■ **WORKING DATA**

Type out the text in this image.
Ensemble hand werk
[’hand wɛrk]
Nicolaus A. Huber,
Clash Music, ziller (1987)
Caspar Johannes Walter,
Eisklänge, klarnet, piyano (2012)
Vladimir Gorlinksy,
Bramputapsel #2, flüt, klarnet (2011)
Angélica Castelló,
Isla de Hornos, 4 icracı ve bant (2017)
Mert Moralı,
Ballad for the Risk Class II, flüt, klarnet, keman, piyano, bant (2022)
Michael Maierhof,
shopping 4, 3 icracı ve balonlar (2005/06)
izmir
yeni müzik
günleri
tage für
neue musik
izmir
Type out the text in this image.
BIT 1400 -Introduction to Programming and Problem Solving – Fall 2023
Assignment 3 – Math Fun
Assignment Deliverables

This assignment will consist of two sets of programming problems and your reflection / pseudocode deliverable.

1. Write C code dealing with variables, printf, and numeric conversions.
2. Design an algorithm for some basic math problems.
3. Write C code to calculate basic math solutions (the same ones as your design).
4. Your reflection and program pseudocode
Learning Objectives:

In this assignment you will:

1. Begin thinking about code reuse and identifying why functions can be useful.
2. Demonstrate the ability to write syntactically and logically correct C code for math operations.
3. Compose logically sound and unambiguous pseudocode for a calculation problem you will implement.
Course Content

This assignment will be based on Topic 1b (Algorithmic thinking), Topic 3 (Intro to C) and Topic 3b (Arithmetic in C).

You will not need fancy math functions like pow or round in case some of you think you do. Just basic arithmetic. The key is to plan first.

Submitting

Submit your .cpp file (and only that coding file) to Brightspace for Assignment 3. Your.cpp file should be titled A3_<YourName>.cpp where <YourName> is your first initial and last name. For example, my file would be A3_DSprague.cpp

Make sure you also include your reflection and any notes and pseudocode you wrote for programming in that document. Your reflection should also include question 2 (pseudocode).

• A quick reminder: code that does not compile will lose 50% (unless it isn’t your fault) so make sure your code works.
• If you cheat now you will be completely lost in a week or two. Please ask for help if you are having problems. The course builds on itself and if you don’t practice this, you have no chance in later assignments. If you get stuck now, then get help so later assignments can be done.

■ **SET EXERCISE**
Write out the full listing exactly as given.

■ **CORRECT ANSWER**
Type out the text in this image.
Ensemble hand werk
[’hand wɛrk]
Nicolaus A. Huber,
Clash Music, ziller (1987)
Caspar Johannes Walter,
Eisklänge, klarnet, piyano (2012)
Vladimir Gorlinksy,
Bramputapsel #2, flüt, klarnet (2011)
Angélica Castelló,
Isla de Hornos, 4 icracı ve bant (2017)
Mert Moralı,
Ballad for the Risk Class II, flüt, klarnet, keman, piyano, bant (2022)
Michael Maierhof,
shopping 4, 3 icracı ve balonlar (2005/06)
izmir
yeni müzik
günleri
tage für
neue musik
izmir
Type out the text in this image.
BIT 1400 -Introduction to Programming and Problem Solving – Fall 2023
Assignment 3 – Math Fun
Assignment Deliverables

This assignment will consist of two sets of programming problems and your reflection / pseudocode deliverable.

1. Write C code dealing with variables, printf, and numeric conversions.
2. Design an algorithm for some basic math problems.
3. Write C code to calculate basic math solutions (the same ones as your design).
4. Your reflection and program pseudocode
Learning Objectives:

In this assignment you will:

1. Begin thinking about code reuse and identifying why functions can be useful.
2. Demonstrate the ability to write syntactically and logically correct C code for math operations.
3. Compose logically sound and unambiguous pseudocode for a calculation problem you will implement.
Course Content

This assignment will be based on Topic 1b (Algorithmic thinking), Topic 3 (Intro to C) and Topic 3b (Arithmetic in C).

You will not need fancy math functions like pow or round in case some of you think you do. Just basic arithmetic. The key is to plan first.

Submitting

Submit your .cpp file (and only that coding file) to Brightspace for Assignment 3. Your.cpp file should be titled A3_<YourName>.cpp where <YourName> is your first initial and last name. For example, my file would be A3_DSprague.cpp

Make sure you also include your reflection and any notes and pseudocode you wrote for programming in that document. Your reflection should also include question 2 (pseudocode).

• A quick reminder: code that does not compile will lose 50% (unless it isn’t your fault) so make sure your code works.
• If you cheat now you will be completely lost in a week or two. Please ask for help if you are having problems. The course builds on itself and if you don’t practice this, you have no chance in later assignments. If you get stuck now, then get help so later assignments can be done.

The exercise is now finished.